[Recorded data]
== == ==
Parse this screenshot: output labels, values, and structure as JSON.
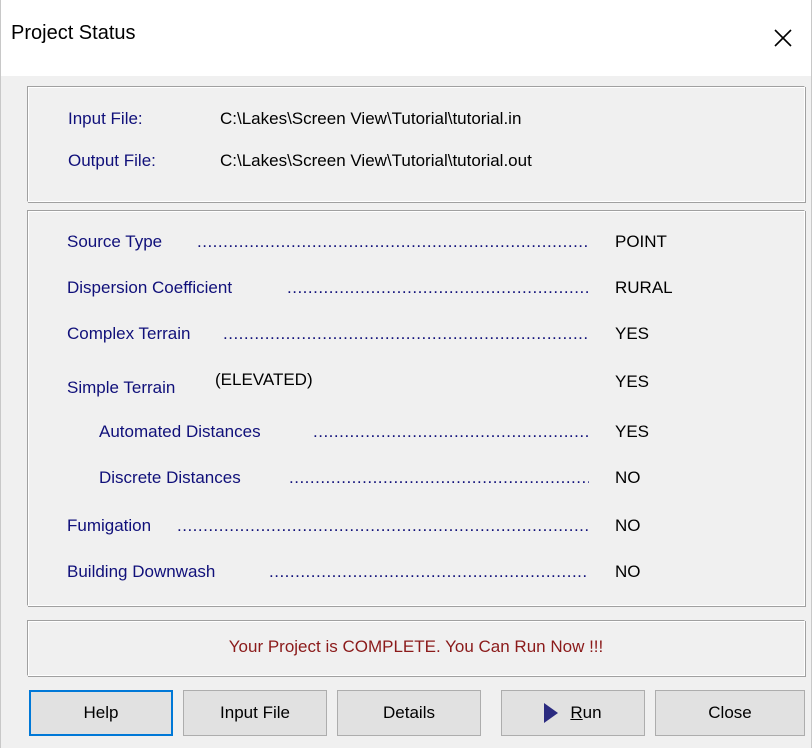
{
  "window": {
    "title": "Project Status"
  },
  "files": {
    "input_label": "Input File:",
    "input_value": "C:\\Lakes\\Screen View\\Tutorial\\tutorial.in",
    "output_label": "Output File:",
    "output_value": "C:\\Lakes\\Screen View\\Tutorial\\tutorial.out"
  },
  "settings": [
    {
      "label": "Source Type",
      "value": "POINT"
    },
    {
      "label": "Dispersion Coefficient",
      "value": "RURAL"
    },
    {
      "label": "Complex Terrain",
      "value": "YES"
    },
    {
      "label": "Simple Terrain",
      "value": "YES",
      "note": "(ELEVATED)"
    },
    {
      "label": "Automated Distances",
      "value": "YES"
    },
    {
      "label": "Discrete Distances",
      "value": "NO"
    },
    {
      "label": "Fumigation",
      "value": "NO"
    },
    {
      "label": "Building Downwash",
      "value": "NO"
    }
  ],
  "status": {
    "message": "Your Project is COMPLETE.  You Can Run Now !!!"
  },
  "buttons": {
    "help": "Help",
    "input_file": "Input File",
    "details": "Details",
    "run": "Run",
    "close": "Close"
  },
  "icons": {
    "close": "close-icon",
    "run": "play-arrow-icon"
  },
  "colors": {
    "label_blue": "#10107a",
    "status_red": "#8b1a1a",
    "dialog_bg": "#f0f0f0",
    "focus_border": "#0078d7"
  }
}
== == ==
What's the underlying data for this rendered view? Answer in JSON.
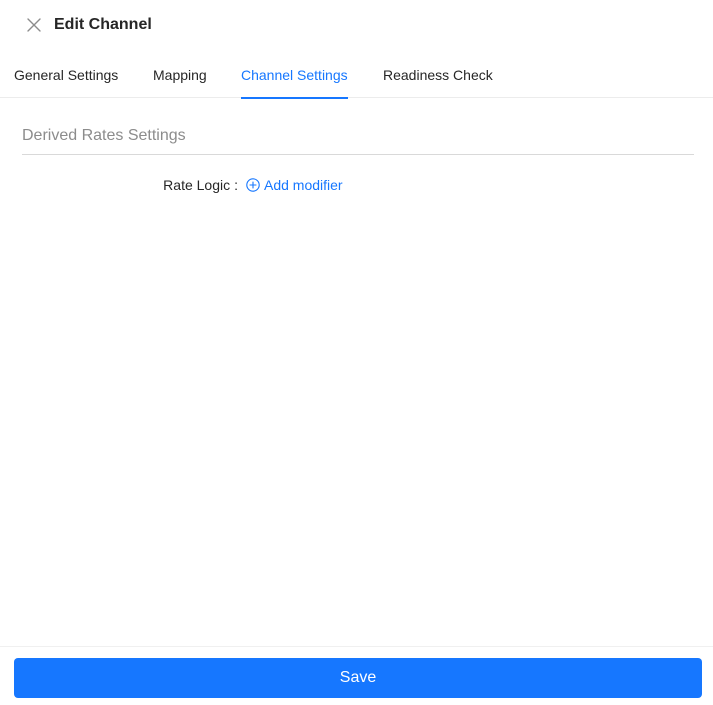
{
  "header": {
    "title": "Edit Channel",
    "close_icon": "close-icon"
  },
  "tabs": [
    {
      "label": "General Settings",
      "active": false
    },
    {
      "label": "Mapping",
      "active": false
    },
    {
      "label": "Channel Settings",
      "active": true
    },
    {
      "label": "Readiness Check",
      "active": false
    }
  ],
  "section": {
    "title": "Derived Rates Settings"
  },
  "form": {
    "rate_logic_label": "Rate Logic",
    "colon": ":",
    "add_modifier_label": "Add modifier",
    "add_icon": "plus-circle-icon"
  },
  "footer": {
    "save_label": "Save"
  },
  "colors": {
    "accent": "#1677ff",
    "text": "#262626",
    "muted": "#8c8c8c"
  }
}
== == ==
Among the lines of the data, identify those with the word "Channel". Copy each of them.

    "title": "Edit Channel",
      "label": "Channel Settings",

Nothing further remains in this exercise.